+++ Exercise inputs

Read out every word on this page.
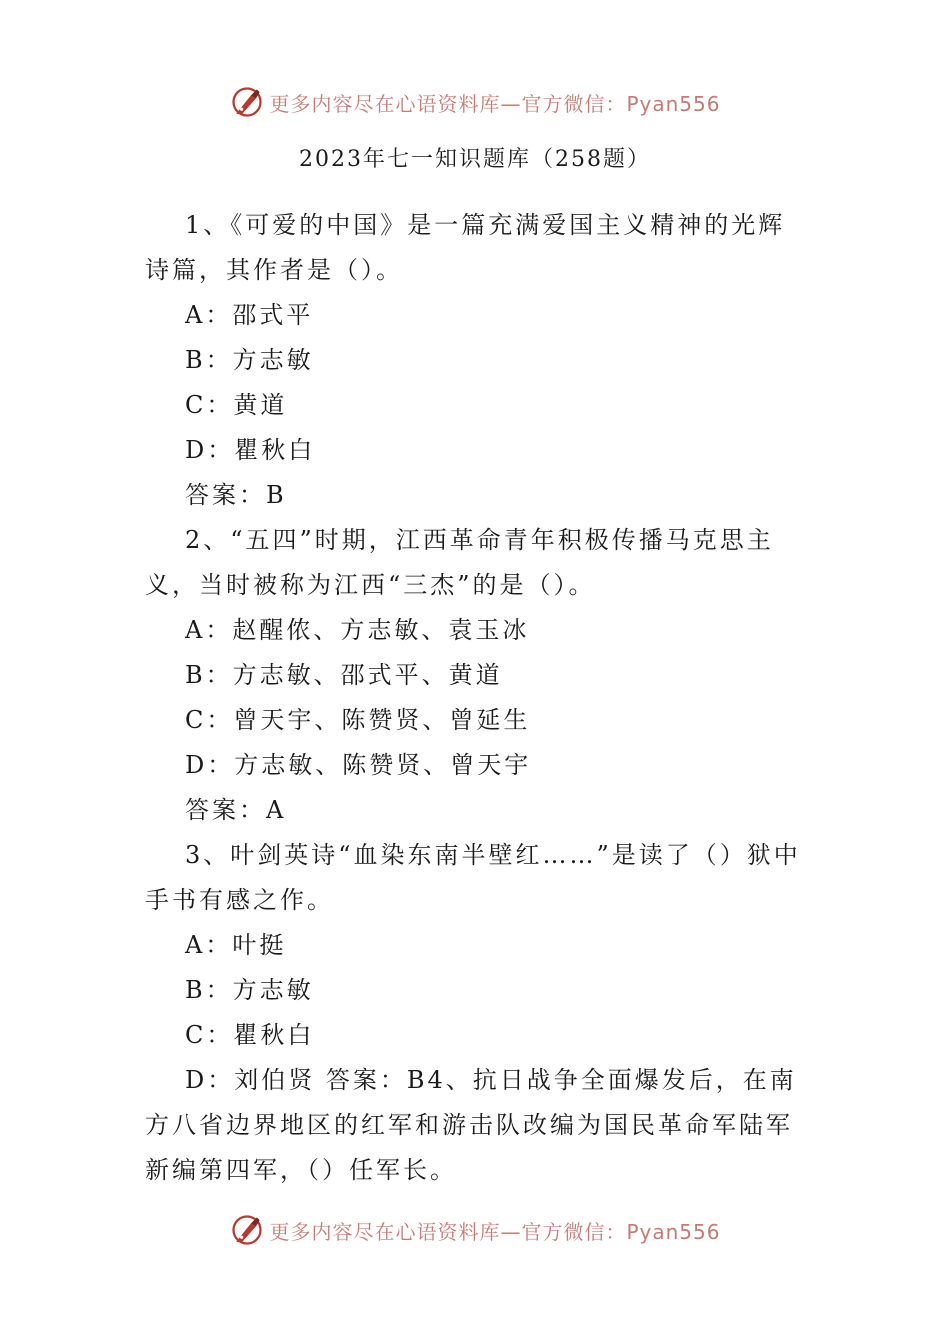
更多内容尽在心语资料库—官方微信：Pyan556
2023年七一知识题库（258题）

1、《可爱的中国》是一篇充满爱国主义精神的光辉诗篇，其作者是（）。

A：邵式平

B：方志敏

C：黄道

D：瞿秋白

答案：B

2、“五四”时期，江西革命青年积极传播马克思主义，当时被称为江西“三杰”的是（）。

A：赵醒侬、方志敏、袁玉冰

B：方志敏、邵式平、黄道

C：曾天宇、陈赞贤、曾延生

D：方志敏、陈赞贤、曾天宇

答案：A

3、叶剑英诗“血染东南半壁红……”是读了（）狱中手书有感之作。

A：叶挺

B：方志敏

C：瞿秋白

D：刘伯贤 答案：B4、抗日战争全面爆发后，在南方八省边界地区的红军和游击队改编为国民革命军陆军新编第四军，（）任军长。

更多内容尽在心语资料库—官方微信：Pyan556
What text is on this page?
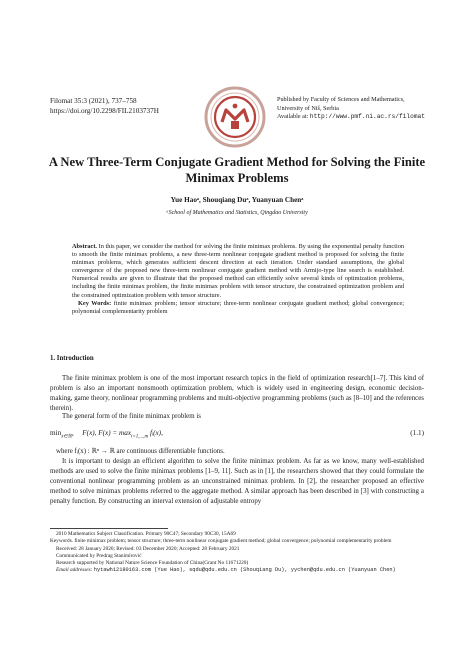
Filomat 35:3 (2021), 737–758
https://doi.org/10.2298/FIL2103737H
Published by Faculty of Sciences and Mathematics,
University of Niš, Serbia
Available at: http://www.pmf.ni.ac.rs/filomat
A New Three-Term Conjugate Gradient Method for Solving the Finite
Minimax Problems
Yue Haoᵃ, Shouqiang Duᵃ, Yuanyuan Chenᵃ
ᵃSchool of Mathematics and Statistics, Qingdao University
Abstract. In this paper, we consider the method for solving the finite minimax problems. By using the exponential penalty function to smooth the finite minimax problems, a new three-term nonlinear conjugate gradient method is proposed for solving the finite minimax problems, which generates sufficient descent direction at each iteration. Under standard assumptions, the global convergence of the proposed new three-term nonlinear conjugate gradient method with Armijo-type line search is established. Numerical results are given to illustrate that the proposed method can efficiently solve several kinds of optimization problems, including the finite minimax problem, the finite minimax problem with tensor structure, the constrained optimization problem and the constrained optimization problem with tensor structure.
Key Words: finite minimax problem; tensor structure; three-term nonlinear conjugate gradient method; global convergence; polynomial complementarity problem
1. Introduction
The finite minimax problem is one of the most important research topics in the field of optimization research[1–7]. This kind of problem is also an important nonsmooth optimization problem, which is widely used in engineering design, economic decision-making, game theory, nonlinear programming problems and multi-objective programming problems (such as [8–10] and the references therein).
The general form of the finite minimax problem is
$\min_{x\in ℝ^n} F(x)$, $F(x) = \max_{i=1,...,m}$ fᵢ(x),	(1.1)
where fᵢ(x) : ℝⁿ → ℝ are continuous differentiable functions.
It is important to design an efficient algorithm to solve the finite minimax problem. As far as we know, many well-established methods are used to solve the finite minimax problems [1–9, 11]. Such as in [1], the researchers showed that they could formulate the conventional nonlinear programming problem as an unconstrained minimax problem. In [2], the researcher proposed an effective method to solve minimax problems referred to the aggregate method. A similar approach has been described in [3] with constructing a penalty function. By constructing an interval extension of adjustable entropy
2010 Mathematics Subject Classification. Primary 90C47; Secondary 90C30, 15A69
Keywords. finite minimax problem; tensor structure; three-term nonlinear conjugate gradient method; global convergence; polynomial complementarity problem
Received: 28 January 2020; Revised: 03 December 2020; Accepted: 28 February 2021
Communicated by Predrag Stanimirović
Research supported by National Nature Science Foundation of China(Grant No 11671220)
Email addresses: hytawh12180163.com (Yue Hao), sqdu@qdu.edu.cn (Shouqiang Du), yychen@qdu.edu.cn (Yuanyuan Chen)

++++++

Choose all lines containing the string "complementarity" and copy them out.

Key Words: finite minimax problem; tensor structure; three-term nonlinear conjugate gradient method; global convergence; polynomial complementarity problem
Keywords. finite minimax problem; tensor structure; three-term nonlinear conjugate gradient method; global convergence; polynomial complementarity problem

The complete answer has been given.